* Aim of the task *
Identify the lines that contain the string "tashkil" and copy all of them.

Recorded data

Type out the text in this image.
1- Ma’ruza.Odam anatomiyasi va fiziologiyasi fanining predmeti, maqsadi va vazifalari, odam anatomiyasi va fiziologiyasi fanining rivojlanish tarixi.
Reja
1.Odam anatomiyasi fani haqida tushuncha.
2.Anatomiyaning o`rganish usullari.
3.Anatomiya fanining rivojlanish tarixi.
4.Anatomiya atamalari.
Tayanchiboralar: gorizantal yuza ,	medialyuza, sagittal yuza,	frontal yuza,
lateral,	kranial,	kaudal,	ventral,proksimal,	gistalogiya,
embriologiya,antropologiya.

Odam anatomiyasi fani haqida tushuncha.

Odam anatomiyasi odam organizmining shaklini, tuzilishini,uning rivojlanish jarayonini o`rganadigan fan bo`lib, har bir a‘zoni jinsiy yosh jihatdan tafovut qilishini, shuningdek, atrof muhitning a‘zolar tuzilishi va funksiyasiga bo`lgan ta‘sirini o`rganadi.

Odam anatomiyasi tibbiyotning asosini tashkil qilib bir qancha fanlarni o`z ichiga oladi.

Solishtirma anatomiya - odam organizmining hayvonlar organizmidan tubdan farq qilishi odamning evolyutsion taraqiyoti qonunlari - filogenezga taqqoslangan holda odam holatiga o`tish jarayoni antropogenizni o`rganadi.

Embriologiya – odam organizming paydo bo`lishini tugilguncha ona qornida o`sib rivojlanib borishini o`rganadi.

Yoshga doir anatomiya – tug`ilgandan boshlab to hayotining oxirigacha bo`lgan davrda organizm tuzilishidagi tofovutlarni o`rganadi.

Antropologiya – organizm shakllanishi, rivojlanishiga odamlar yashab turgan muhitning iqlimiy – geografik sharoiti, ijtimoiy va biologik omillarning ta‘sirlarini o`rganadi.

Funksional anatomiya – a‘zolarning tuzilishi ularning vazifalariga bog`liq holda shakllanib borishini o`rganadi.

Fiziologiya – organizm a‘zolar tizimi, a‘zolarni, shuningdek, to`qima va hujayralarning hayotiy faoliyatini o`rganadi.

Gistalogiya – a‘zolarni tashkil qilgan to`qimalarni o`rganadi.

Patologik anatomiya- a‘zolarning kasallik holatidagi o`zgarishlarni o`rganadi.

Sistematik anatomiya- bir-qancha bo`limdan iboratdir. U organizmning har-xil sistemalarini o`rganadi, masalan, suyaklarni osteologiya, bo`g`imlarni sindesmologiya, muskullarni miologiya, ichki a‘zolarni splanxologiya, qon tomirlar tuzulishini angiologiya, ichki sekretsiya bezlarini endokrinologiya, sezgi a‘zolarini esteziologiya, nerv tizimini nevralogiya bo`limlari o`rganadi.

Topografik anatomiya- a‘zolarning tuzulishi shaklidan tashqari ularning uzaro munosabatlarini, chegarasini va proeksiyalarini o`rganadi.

* Solution to the problem *
Odam anatomiyasi tibbiyotning asosini tashkil qilib bir qancha fanlarni o`z ichiga oladi.
Gistalogiya – a‘zolarni tashkil qilgan to`qimalarni o`rganadi.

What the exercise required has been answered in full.